> [Stated problem]: Can all of these lines be returned exactly?

□ □ □ □ □ □ □

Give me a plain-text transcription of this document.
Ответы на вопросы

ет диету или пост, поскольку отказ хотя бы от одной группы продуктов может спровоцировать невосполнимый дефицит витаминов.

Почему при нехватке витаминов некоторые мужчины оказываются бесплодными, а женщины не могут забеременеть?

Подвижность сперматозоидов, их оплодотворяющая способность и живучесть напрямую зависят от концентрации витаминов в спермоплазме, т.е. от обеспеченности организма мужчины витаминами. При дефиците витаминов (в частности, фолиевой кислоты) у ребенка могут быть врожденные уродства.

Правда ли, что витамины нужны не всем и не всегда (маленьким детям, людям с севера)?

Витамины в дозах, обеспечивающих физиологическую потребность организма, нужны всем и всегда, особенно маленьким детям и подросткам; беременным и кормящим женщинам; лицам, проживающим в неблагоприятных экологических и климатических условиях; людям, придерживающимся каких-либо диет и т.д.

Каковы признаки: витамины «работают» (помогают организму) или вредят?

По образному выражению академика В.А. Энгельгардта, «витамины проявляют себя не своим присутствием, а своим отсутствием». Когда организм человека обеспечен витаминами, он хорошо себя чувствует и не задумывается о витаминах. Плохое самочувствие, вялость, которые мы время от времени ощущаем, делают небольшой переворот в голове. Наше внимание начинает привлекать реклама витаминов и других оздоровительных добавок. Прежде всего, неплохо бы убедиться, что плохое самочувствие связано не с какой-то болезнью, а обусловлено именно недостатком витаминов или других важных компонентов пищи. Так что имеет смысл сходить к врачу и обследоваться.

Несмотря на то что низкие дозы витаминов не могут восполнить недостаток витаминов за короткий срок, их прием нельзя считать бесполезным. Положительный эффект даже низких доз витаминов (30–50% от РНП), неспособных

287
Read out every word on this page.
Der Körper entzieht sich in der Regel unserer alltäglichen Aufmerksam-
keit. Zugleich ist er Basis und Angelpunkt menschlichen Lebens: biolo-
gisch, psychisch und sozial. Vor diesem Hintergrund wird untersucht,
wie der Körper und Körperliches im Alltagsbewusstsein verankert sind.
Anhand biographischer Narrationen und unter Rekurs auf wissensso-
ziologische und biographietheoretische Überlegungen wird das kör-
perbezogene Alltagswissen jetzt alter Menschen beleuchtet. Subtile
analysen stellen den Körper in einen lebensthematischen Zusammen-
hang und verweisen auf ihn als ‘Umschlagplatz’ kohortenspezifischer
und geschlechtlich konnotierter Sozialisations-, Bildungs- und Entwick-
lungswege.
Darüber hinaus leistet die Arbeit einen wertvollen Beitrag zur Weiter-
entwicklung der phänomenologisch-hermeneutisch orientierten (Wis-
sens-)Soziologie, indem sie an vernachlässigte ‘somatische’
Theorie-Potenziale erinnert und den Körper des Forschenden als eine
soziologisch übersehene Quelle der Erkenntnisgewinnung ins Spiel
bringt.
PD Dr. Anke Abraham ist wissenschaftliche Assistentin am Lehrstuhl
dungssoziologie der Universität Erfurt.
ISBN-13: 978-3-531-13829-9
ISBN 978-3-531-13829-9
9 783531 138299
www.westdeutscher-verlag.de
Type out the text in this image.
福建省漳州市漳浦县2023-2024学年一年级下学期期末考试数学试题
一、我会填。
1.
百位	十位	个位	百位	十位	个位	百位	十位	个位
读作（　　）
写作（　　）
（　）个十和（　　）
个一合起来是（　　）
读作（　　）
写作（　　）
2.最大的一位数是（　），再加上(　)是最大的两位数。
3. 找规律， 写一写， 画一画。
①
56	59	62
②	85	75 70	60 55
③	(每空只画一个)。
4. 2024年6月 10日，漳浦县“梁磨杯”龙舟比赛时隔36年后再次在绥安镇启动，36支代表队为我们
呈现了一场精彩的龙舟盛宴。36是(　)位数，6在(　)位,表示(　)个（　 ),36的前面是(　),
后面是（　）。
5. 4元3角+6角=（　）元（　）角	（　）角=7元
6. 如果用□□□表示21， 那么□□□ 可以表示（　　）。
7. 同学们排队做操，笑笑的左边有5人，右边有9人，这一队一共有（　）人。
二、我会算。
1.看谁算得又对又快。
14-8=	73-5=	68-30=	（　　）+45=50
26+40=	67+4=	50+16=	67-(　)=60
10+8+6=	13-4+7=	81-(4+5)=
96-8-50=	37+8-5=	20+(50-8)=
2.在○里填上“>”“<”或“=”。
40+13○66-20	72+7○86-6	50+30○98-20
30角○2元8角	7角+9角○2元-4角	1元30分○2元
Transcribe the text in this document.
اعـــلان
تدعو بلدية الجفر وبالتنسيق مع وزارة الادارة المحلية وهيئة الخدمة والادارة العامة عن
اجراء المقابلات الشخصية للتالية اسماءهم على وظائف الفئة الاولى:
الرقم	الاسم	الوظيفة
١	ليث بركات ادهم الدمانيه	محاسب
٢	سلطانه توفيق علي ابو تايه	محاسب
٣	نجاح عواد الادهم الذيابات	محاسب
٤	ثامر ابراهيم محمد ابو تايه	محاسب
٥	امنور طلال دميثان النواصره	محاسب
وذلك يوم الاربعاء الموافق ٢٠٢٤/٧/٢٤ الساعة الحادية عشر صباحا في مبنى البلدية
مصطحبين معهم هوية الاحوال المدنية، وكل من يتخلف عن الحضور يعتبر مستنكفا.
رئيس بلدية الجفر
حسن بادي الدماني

□ □ □ □ □ □ □

> [Worked solution]:
Give me a plain-text transcription of this document.
Ответы на вопросы

ет диету или пост, поскольку отказ хотя бы от одной группы продуктов может спровоцировать невосполнимый дефицит витаминов.

Почему при нехватке витаминов некоторые мужчины оказываются бесплодными, а женщины не могут забеременеть?

Подвижность сперматозоидов, их оплодотворяющая способность и живучесть напрямую зависят от концентрации витаминов в спермоплазме, т.е. от обеспеченности организма мужчины витаминами. При дефиците витаминов (в частности, фолиевой кислоты) у ребенка могут быть врожденные уродства.

Правда ли, что витамины нужны не всем и не всегда (маленьким детям, людям с севера)?

Витамины в дозах, обеспечивающих физиологическую потребность организма, нужны всем и всегда, особенно маленьким детям и подросткам; беременным и кормящим женщинам; лицам, проживающим в неблагоприятных экологических и климатических условиях; людям, придерживающимся каких-либо диет и т.д.

Каковы признаки: витамины «работают» (помогают организму) или вредят?

По образному выражению академика В.А. Энгельгардта, «витамины проявляют себя не своим присутствием, а своим отсутствием». Когда организм человека обеспечен витаминами, он хорошо себя чувствует и не задумывается о витаминах. Плохое самочувствие, вялость, которые мы время от времени ощущаем, делают небольшой переворот в голове. Наше внимание начинает привлекать реклама витаминов и других оздоровительных добавок. Прежде всего, неплохо бы убедиться, что плохое самочувствие связано не с какой-то болезнью, а обусловлено именно недостатком витаминов или других важных компонентов пищи. Так что имеет смысл сходить к врачу и обследоваться.

Несмотря на то что низкие дозы витаминов не могут восполнить недостаток витаминов за короткий срок, их прием нельзя считать бесполезным. Положительный эффект даже низких доз витаминов (30–50% от РНП), неспособных

287
Read out every word on this page.
Der Körper entzieht sich in der Regel unserer alltäglichen Aufmerksam-
keit. Zugleich ist er Basis und Angelpunkt menschlichen Lebens: biolo-
gisch, psychisch und sozial. Vor diesem Hintergrund wird untersucht,
wie der Körper und Körperliches im Alltagsbewusstsein verankert sind.
Anhand biographischer Narrationen und unter Rekurs auf wissensso-
ziologische und biographietheoretische Überlegungen wird das kör-
perbezogene Alltagswissen jetzt alter Menschen beleuchtet. Subtile
analysen stellen den Körper in einen lebensthematischen Zusammen-
hang und verweisen auf ihn als ‘Umschlagplatz’ kohortenspezifischer
und geschlechtlich konnotierter Sozialisations-, Bildungs- und Entwick-
lungswege.
Darüber hinaus leistet die Arbeit einen wertvollen Beitrag zur Weiter-
entwicklung der phänomenologisch-hermeneutisch orientierten (Wis-
sens-)Soziologie, indem sie an vernachlässigte ‘somatische’
Theorie-Potenziale erinnert und den Körper des Forschenden als eine
soziologisch übersehene Quelle der Erkenntnisgewinnung ins Spiel
bringt.
PD Dr. Anke Abraham ist wissenschaftliche Assistentin am Lehrstuhl
dungssoziologie der Universität Erfurt.
ISBN-13: 978-3-531-13829-9
ISBN 978-3-531-13829-9
9 783531 138299
www.westdeutscher-verlag.de
Type out the text in this image.
福建省漳州市漳浦县2023-2024学年一年级下学期期末考试数学试题
一、我会填。
1.
百位	十位	个位	百位	十位	个位	百位	十位	个位
读作（　　）
写作（　　）
（　）个十和（　　）
个一合起来是（　　）
读作（　　）
写作（　　）
2.最大的一位数是（　），再加上(　)是最大的两位数。
3. 找规律， 写一写， 画一画。
①
56	59	62
②	85	75 70	60 55
③	(每空只画一个)。
4. 2024年6月 10日，漳浦县“梁磨杯”龙舟比赛时隔36年后再次在绥安镇启动，36支代表队为我们
呈现了一场精彩的龙舟盛宴。36是(　)位数，6在(　)位,表示(　)个（　 ),36的前面是(　),
后面是（　）。
5. 4元3角+6角=（　）元（　）角	（　）角=7元
6. 如果用□□□表示21， 那么□□□ 可以表示（　　）。
7. 同学们排队做操，笑笑的左边有5人，右边有9人，这一队一共有（　）人。
二、我会算。
1.看谁算得又对又快。
14-8=	73-5=	68-30=	（　　）+45=50
26+40=	67+4=	50+16=	67-(　)=60
10+8+6=	13-4+7=	81-(4+5)=
96-8-50=	37+8-5=	20+(50-8)=
2.在○里填上“>”“<”或“=”。
40+13○66-20	72+7○86-6	50+30○98-20
30角○2元8角	7角+9角○2元-4角	1元30分○2元
Transcribe the text in this document.
اعـــلان
تدعو بلدية الجفر وبالتنسيق مع وزارة الادارة المحلية وهيئة الخدمة والادارة العامة عن
اجراء المقابلات الشخصية للتالية اسماءهم على وظائف الفئة الاولى:
الرقم	الاسم	الوظيفة
١	ليث بركات ادهم الدمانيه	محاسب
٢	سلطانه توفيق علي ابو تايه	محاسب
٣	نجاح عواد الادهم الذيابات	محاسب
٤	ثامر ابراهيم محمد ابو تايه	محاسب
٥	امنور طلال دميثان النواصره	محاسب
وذلك يوم الاربعاء الموافق ٢٠٢٤/٧/٢٤ الساعة الحادية عشر صباحا في مبنى البلدية
مصطحبين معهم هوية الاحوال المدنية، وكل من يتخلف عن الحضور يعتبر مستنكفا.
رئيس بلدية الجفر
حسن بادي الدماني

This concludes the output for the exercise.